- _GIVEN REQUEST_: Locate and copy all lines bearing the word "name".

- _Extracted data entries_:
****************************************

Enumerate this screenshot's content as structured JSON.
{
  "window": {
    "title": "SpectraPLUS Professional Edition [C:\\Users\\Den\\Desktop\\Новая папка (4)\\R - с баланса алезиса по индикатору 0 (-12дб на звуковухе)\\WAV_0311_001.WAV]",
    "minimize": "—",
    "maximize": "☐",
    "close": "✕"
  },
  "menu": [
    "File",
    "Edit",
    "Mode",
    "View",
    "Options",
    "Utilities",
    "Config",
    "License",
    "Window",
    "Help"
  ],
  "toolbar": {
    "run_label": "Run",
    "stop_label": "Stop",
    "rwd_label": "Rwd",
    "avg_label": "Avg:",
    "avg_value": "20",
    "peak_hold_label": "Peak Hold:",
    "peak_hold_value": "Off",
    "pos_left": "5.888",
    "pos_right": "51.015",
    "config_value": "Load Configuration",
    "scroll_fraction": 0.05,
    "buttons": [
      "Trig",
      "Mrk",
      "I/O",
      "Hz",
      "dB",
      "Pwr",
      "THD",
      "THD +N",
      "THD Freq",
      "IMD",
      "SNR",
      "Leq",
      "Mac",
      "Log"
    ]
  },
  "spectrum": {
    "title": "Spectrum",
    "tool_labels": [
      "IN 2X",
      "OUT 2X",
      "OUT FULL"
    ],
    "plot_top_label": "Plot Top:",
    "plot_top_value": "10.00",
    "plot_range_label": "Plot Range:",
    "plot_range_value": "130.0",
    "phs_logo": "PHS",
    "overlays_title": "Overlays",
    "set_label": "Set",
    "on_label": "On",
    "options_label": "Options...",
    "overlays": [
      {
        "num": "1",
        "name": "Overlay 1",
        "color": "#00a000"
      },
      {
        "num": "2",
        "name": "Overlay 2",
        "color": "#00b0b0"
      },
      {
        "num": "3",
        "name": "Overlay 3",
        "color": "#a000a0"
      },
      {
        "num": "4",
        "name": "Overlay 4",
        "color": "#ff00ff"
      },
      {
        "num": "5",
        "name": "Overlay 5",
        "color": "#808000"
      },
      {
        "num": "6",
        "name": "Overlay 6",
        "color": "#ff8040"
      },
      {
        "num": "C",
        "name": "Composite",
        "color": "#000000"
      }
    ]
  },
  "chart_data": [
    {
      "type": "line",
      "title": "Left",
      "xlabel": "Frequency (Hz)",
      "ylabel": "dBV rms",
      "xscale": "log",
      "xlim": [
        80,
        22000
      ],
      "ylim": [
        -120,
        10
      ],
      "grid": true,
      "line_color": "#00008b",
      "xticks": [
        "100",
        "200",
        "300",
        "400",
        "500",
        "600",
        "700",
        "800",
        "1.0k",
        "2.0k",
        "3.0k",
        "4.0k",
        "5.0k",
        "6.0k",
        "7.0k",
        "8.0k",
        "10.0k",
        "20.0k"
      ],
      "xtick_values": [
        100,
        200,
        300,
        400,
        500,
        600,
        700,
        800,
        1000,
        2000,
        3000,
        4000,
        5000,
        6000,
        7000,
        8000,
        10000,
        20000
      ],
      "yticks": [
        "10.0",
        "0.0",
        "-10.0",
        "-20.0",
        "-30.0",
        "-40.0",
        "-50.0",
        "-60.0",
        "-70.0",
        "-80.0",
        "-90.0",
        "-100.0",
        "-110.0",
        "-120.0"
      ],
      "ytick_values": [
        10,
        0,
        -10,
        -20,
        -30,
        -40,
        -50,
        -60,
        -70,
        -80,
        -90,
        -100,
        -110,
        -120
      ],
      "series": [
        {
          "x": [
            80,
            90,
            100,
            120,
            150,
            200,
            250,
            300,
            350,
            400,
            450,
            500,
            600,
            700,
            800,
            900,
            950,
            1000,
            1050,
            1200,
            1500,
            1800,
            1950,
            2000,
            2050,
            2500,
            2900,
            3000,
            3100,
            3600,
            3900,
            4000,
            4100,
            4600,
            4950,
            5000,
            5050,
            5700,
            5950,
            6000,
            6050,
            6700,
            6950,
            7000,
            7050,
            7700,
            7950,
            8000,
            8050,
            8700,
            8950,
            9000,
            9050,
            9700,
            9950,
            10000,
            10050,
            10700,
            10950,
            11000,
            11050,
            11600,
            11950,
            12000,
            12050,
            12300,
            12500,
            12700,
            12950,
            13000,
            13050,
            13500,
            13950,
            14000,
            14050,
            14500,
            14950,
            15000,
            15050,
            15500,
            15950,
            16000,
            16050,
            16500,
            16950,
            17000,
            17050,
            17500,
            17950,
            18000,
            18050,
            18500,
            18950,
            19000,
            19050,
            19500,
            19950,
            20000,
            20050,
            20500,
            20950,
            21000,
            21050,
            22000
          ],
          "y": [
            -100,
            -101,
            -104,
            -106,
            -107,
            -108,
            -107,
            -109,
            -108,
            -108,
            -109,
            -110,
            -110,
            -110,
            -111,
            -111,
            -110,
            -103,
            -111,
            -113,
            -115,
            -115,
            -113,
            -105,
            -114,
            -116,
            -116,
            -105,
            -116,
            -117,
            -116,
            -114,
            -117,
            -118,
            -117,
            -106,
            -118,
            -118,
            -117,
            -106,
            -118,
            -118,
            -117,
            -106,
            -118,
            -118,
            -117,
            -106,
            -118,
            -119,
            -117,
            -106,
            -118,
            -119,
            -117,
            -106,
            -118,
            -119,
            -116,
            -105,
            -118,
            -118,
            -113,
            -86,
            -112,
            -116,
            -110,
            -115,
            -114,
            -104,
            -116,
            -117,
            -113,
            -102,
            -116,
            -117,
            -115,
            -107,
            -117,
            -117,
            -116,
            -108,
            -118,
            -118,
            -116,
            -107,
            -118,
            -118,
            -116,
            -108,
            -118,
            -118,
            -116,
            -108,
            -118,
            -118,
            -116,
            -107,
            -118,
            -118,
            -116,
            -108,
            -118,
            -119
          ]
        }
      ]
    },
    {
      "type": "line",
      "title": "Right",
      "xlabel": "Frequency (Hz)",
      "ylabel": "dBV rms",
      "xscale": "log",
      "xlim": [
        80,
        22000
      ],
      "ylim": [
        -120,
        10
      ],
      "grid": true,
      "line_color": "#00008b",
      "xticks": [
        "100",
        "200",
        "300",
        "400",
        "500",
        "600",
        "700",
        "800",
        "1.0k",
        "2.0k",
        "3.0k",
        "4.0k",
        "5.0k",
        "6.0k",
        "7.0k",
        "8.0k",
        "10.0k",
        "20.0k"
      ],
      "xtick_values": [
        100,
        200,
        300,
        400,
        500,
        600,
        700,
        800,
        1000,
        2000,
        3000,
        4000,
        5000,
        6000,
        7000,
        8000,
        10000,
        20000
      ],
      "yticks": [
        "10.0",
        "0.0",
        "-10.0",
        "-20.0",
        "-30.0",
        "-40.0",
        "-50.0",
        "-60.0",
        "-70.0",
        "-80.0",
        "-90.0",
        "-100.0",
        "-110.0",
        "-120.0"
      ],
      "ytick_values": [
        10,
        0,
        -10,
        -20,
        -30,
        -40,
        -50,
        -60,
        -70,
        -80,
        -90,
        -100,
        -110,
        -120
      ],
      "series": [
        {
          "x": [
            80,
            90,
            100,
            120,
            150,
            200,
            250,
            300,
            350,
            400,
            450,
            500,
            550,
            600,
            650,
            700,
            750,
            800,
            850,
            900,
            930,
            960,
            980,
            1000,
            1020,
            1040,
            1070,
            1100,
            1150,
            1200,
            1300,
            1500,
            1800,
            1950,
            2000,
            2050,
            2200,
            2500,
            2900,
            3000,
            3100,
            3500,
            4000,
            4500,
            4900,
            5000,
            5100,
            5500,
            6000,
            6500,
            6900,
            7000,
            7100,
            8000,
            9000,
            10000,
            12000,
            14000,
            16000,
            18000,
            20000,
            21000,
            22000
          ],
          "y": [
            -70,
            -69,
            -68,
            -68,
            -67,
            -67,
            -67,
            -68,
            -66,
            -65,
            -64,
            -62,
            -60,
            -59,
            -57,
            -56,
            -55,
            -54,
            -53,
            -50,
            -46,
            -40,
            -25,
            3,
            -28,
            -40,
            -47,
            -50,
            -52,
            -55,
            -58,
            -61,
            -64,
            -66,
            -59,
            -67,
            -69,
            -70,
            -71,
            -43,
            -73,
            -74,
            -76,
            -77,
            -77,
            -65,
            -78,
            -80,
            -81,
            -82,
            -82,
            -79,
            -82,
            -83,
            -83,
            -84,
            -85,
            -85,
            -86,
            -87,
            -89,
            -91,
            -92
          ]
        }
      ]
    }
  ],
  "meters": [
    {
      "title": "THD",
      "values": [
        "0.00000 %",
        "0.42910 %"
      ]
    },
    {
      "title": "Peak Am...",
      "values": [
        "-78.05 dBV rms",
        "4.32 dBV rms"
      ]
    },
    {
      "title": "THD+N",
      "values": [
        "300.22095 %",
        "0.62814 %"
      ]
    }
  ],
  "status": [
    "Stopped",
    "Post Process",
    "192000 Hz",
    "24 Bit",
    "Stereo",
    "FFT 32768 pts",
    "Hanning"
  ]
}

****************************************

- _PROBLEM SOLUTION_:
        "name": "Overlay 1",
        "name": "Overlay 2",
        "name": "Overlay 3",
        "name": "Overlay 4",
        "name": "Overlay 5",
        "name": "Overlay 6",
        "name": "Composite",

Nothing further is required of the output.